━━━ AVAILABLE RECORDS ━━━
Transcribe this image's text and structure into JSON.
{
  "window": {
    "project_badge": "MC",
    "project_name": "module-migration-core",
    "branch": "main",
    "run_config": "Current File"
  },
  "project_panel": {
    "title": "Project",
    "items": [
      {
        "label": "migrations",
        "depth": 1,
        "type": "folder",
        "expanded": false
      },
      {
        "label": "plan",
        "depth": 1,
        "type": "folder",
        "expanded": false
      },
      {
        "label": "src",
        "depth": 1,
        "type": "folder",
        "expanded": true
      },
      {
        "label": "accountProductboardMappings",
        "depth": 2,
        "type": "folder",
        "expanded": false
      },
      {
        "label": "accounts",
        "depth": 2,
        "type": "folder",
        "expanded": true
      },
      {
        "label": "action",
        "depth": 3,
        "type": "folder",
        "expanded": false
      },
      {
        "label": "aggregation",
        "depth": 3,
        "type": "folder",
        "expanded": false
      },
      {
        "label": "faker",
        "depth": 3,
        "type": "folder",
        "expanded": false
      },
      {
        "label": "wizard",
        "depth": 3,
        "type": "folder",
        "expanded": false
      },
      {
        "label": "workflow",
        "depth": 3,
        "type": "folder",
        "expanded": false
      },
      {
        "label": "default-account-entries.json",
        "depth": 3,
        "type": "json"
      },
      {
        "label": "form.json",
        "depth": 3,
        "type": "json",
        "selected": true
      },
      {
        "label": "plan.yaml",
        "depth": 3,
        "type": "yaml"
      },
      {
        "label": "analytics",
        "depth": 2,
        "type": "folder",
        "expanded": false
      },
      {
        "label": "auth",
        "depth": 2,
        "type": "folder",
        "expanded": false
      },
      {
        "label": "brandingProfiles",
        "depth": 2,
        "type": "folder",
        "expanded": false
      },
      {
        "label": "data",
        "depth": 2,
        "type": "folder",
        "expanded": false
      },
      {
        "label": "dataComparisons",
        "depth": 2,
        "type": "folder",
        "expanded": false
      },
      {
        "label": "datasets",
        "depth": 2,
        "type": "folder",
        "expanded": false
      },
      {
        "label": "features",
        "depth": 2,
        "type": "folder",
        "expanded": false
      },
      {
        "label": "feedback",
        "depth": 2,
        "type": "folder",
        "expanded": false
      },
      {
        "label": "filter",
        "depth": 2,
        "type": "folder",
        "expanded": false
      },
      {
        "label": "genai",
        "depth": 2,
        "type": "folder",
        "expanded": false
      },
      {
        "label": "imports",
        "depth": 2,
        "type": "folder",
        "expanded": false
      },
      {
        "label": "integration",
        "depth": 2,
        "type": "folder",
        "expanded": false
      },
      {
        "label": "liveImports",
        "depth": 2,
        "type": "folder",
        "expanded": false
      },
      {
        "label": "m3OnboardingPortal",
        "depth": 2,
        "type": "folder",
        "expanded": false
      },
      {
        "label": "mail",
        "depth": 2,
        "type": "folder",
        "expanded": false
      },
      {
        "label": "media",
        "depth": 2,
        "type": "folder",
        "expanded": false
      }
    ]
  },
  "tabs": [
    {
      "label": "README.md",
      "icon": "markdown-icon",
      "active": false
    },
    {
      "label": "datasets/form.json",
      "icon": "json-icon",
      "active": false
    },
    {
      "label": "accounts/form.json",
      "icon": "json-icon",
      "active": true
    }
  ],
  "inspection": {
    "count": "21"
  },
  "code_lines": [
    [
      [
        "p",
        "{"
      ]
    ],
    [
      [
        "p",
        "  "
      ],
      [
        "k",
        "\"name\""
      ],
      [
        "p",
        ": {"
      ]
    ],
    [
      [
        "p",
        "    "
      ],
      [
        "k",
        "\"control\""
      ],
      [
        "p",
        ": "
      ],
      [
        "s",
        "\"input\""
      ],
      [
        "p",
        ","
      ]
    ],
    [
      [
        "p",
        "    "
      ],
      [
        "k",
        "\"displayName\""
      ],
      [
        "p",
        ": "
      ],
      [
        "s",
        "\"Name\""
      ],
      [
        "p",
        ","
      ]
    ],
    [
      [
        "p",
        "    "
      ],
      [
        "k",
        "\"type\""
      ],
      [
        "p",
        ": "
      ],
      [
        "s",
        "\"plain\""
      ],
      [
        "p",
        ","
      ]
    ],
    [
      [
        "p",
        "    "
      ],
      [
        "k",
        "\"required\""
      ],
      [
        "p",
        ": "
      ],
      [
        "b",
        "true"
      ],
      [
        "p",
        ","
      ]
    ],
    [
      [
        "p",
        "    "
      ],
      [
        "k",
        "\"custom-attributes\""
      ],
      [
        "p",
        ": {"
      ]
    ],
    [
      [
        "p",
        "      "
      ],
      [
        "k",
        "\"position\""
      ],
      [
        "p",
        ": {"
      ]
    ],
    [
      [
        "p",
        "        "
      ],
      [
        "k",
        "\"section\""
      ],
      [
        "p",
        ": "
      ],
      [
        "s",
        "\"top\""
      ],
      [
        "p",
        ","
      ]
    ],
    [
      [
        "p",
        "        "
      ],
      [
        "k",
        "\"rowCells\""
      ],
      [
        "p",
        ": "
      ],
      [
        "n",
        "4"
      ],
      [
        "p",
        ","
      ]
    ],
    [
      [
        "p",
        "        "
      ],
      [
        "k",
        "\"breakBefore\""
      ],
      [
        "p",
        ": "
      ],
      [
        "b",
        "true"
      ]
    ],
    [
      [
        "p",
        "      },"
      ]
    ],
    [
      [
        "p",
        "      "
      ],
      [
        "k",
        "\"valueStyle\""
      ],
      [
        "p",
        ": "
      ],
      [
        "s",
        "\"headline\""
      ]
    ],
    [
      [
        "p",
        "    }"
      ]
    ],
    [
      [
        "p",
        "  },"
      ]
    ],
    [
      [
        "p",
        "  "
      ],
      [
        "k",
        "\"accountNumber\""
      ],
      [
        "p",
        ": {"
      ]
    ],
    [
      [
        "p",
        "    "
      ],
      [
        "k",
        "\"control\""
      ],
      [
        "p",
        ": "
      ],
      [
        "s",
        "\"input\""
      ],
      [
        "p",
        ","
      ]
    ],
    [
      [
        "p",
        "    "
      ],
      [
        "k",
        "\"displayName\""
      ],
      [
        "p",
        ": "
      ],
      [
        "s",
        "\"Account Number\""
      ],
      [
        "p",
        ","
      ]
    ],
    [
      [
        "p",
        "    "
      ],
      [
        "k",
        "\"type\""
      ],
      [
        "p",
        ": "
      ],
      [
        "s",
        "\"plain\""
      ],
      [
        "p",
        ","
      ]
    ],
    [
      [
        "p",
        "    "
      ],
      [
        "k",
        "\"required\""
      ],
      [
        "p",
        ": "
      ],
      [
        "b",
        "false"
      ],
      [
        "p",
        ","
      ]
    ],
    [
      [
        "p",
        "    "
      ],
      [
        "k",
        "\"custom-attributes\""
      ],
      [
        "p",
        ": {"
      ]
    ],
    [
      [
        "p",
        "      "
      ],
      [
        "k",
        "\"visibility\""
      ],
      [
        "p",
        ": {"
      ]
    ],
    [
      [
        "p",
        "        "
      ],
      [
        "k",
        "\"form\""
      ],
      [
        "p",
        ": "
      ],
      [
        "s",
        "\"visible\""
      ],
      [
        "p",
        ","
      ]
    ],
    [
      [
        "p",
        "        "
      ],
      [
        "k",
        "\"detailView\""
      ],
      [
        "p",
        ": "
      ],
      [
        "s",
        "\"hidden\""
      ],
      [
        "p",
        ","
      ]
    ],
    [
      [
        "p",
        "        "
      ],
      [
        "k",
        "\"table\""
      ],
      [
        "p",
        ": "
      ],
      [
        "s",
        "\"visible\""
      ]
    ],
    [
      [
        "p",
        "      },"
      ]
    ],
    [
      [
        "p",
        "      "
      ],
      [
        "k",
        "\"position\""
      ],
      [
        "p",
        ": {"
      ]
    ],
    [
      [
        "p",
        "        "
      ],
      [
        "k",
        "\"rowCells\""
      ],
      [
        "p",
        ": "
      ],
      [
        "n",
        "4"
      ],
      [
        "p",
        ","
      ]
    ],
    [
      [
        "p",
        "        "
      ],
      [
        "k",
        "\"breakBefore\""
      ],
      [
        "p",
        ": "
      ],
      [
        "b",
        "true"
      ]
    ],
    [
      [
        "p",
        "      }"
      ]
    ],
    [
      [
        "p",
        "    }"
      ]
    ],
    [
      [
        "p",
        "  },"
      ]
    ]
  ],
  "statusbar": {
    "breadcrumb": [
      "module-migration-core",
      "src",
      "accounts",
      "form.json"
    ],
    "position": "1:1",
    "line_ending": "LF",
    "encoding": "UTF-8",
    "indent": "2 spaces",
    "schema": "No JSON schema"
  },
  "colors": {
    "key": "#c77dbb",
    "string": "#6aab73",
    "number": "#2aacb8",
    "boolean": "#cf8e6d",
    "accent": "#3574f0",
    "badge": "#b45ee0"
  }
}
━━━
WHAT THE TASK REQUIRES >> Find the lines holding "accounts" and list every one.

THE REPLY >>
        "label": "accounts",
      "label": "accounts/form.json",
      "accounts",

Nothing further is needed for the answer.